===== RECORDS PROVIDED =====

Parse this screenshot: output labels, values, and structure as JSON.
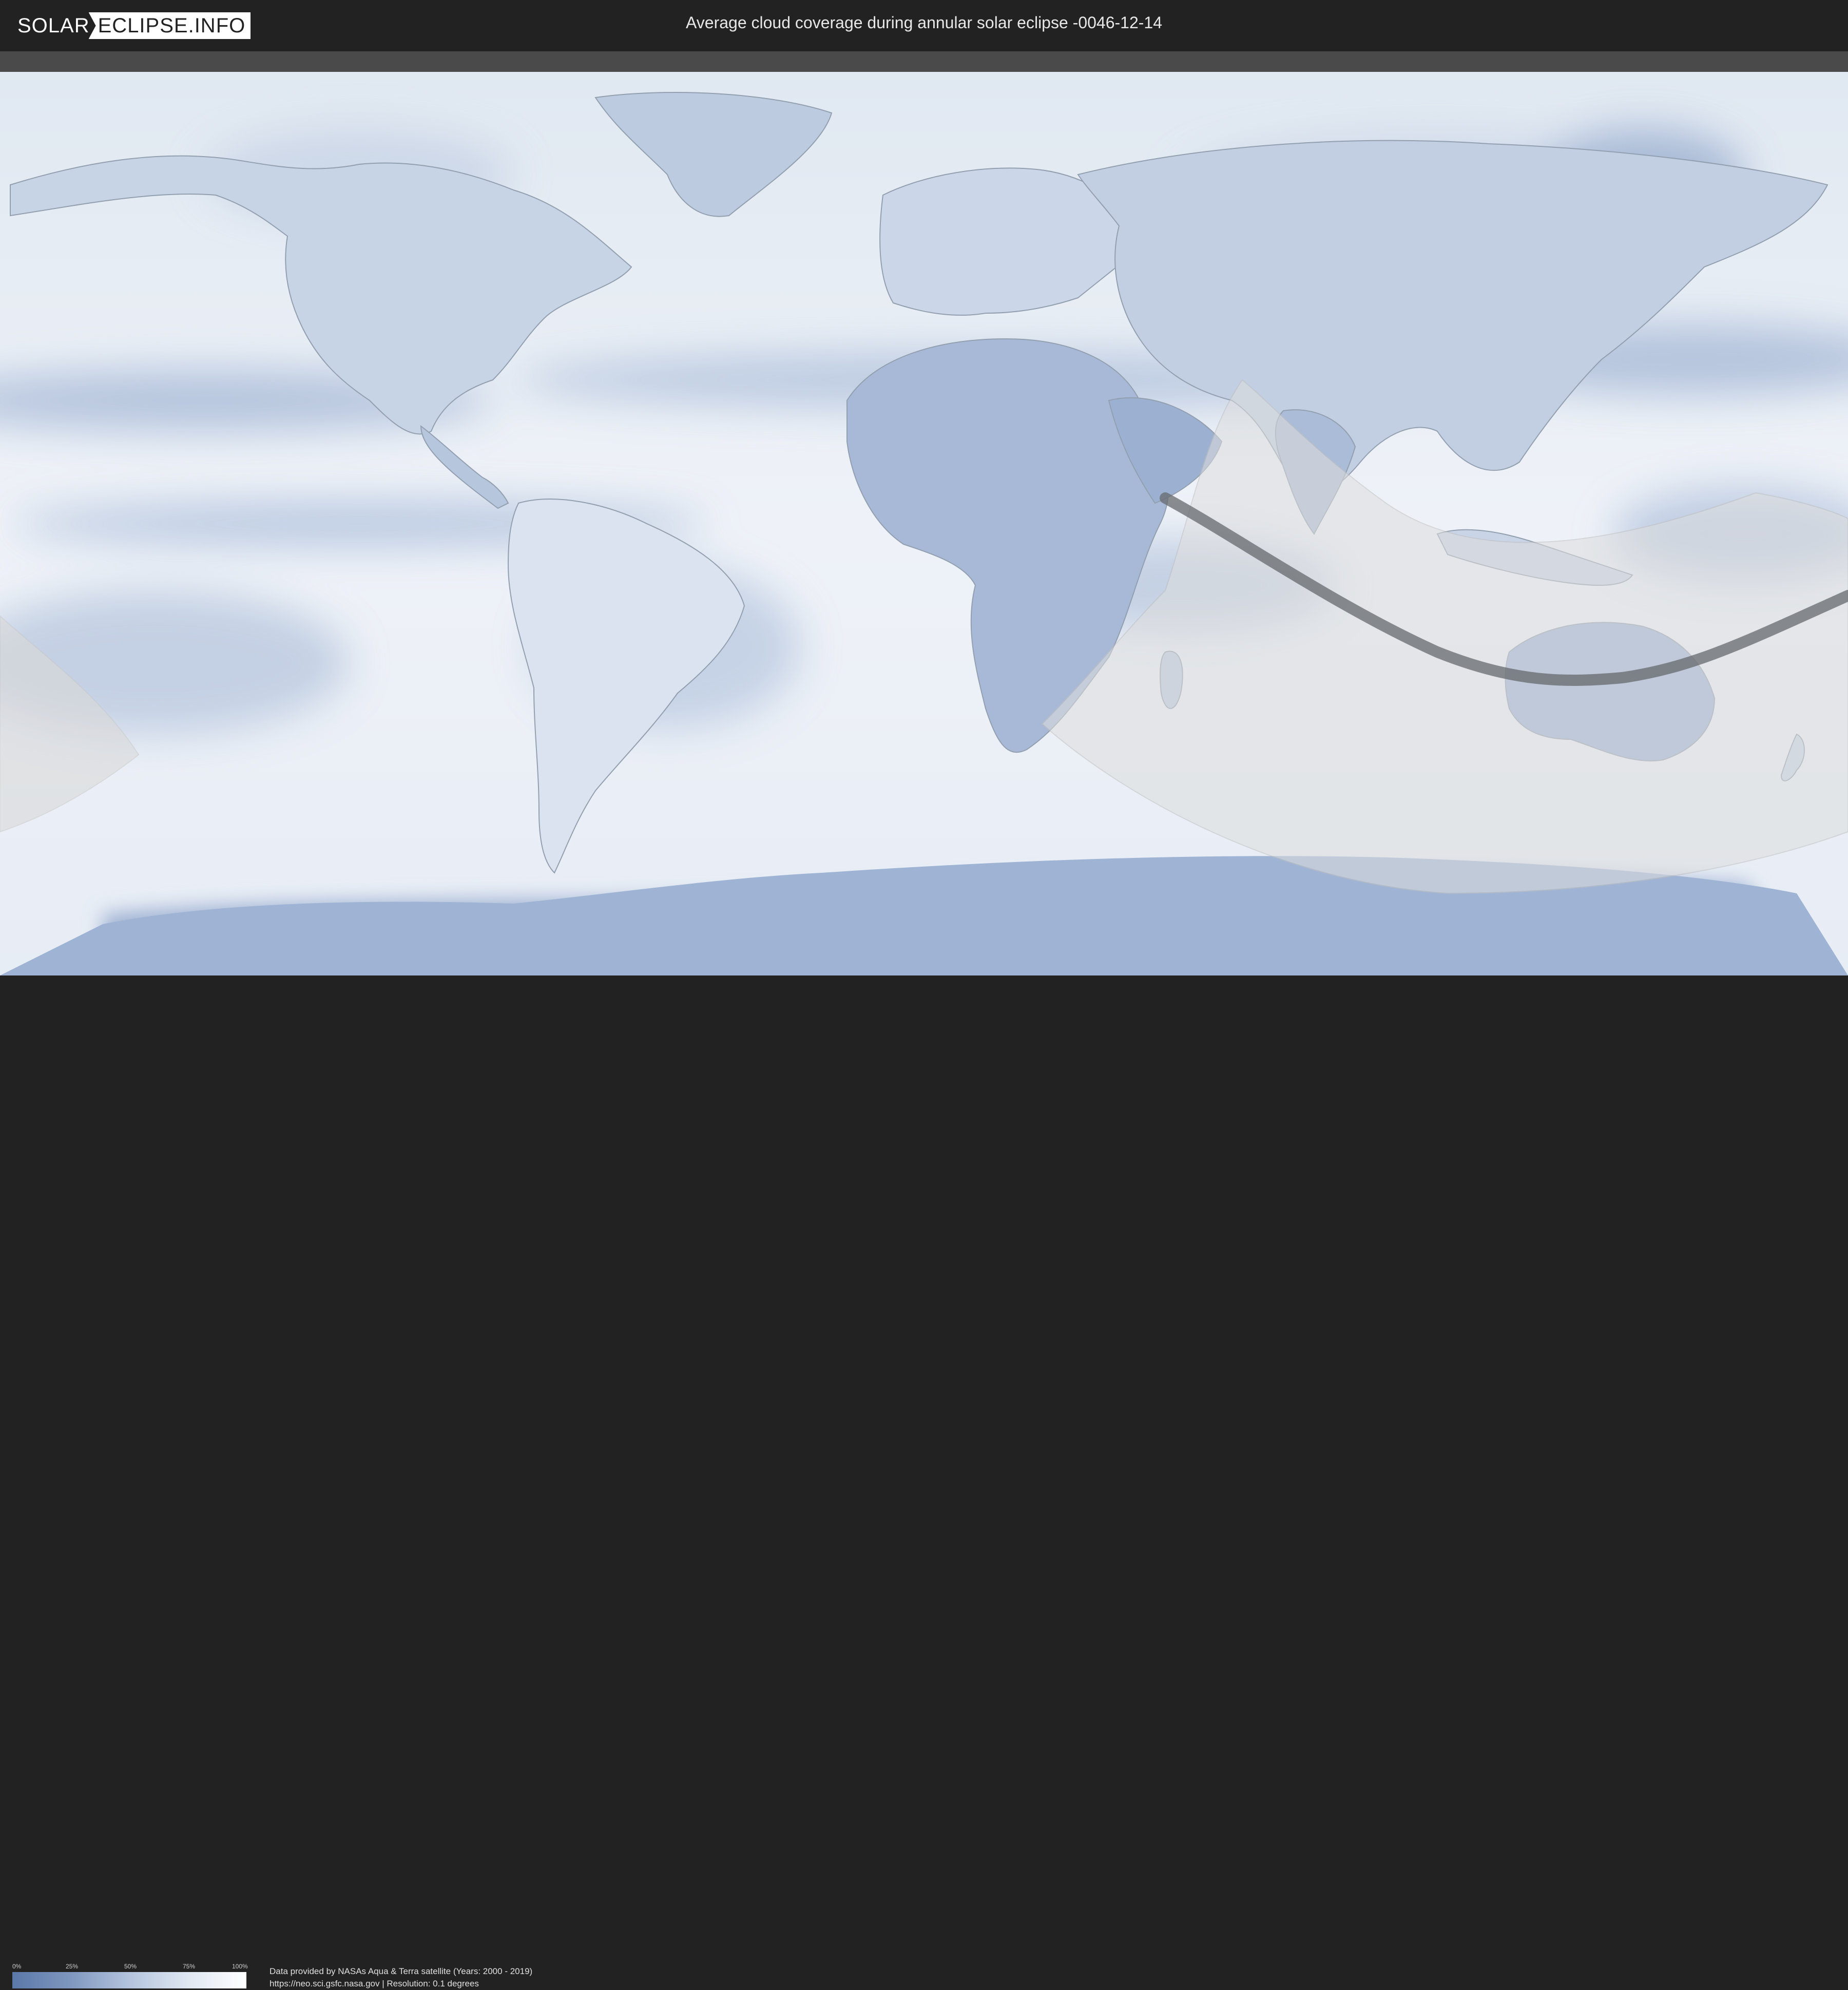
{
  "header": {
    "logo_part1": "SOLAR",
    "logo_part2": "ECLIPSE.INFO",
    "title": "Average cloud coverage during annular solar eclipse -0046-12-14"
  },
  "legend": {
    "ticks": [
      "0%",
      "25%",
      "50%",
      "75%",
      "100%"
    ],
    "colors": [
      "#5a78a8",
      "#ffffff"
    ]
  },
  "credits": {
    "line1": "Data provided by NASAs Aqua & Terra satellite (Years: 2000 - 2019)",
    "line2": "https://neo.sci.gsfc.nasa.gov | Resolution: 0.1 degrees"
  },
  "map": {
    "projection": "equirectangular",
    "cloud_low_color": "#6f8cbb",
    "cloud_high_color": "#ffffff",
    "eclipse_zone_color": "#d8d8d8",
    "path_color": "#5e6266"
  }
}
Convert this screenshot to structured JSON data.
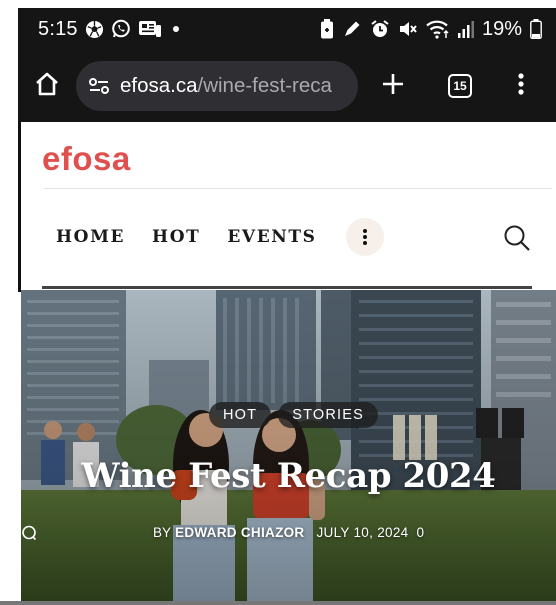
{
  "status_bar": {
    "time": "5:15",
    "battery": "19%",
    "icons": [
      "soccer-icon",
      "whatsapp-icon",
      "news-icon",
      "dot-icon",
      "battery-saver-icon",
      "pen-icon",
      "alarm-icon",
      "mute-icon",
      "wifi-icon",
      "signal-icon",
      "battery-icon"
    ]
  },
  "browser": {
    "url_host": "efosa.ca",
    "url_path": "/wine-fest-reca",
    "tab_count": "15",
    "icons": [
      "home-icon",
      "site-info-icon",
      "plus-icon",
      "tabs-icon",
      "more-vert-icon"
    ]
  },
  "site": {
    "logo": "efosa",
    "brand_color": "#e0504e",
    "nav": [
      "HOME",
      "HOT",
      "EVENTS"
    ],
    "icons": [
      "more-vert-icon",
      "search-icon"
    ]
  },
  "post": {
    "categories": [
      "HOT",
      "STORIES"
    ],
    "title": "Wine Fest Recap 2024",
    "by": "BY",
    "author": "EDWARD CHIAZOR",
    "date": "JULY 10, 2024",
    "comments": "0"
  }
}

=====

# WORK TO BE COMPLETED:
Set the data above down again exactly as given, with no pictures.

# TASK ANSWER:
Parse this screenshot: output labels, values, and structure as JSON.
{
  "header": {
    "logo_part1": "SOLAR",
    "logo_part2": "ECLIPSE.INFO",
    "title": "Average cloud coverage during annular solar eclipse -0046-12-14"
  },
  "legend": {
    "ticks": [
      "0%",
      "25%",
      "50%",
      "75%",
      "100%"
    ],
    "colors": [
      "#5a78a8",
      "#ffffff"
    ]
  },
  "credits": {
    "line1": "Data provided by NASAs Aqua & Terra satellite (Years: 2000 - 2019)",
    "line2": "https://neo.sci.gsfc.nasa.gov | Resolution: 0.1 degrees"
  },
  "map": {
    "projection": "equirectangular",
    "cloud_low_color": "#6f8cbb",
    "cloud_high_color": "#ffffff",
    "eclipse_zone_color": "#d8d8d8",
    "path_color": "#5e6266"
  }
}
Convert this screenshot to structured JSON data.
{
  "status_bar": {
    "time": "5:15",
    "battery": "19%",
    "icons": [
      "soccer-icon",
      "whatsapp-icon",
      "news-icon",
      "dot-icon",
      "battery-saver-icon",
      "pen-icon",
      "alarm-icon",
      "mute-icon",
      "wifi-icon",
      "signal-icon",
      "battery-icon"
    ]
  },
  "browser": {
    "url_host": "efosa.ca",
    "url_path": "/wine-fest-reca",
    "tab_count": "15",
    "icons": [
      "home-icon",
      "site-info-icon",
      "plus-icon",
      "tabs-icon",
      "more-vert-icon"
    ]
  },
  "site": {
    "logo": "efosa",
    "brand_color": "#e0504e",
    "nav": [
      "HOME",
      "HOT",
      "EVENTS"
    ],
    "icons": [
      "more-vert-icon",
      "search-icon"
    ]
  },
  "post": {
    "categories": [
      "HOT",
      "STORIES"
    ],
    "title": "Wine Fest Recap 2024",
    "by": "BY",
    "author": "EDWARD CHIAZOR",
    "date": "JULY 10, 2024",
    "comments": "0"
  }
}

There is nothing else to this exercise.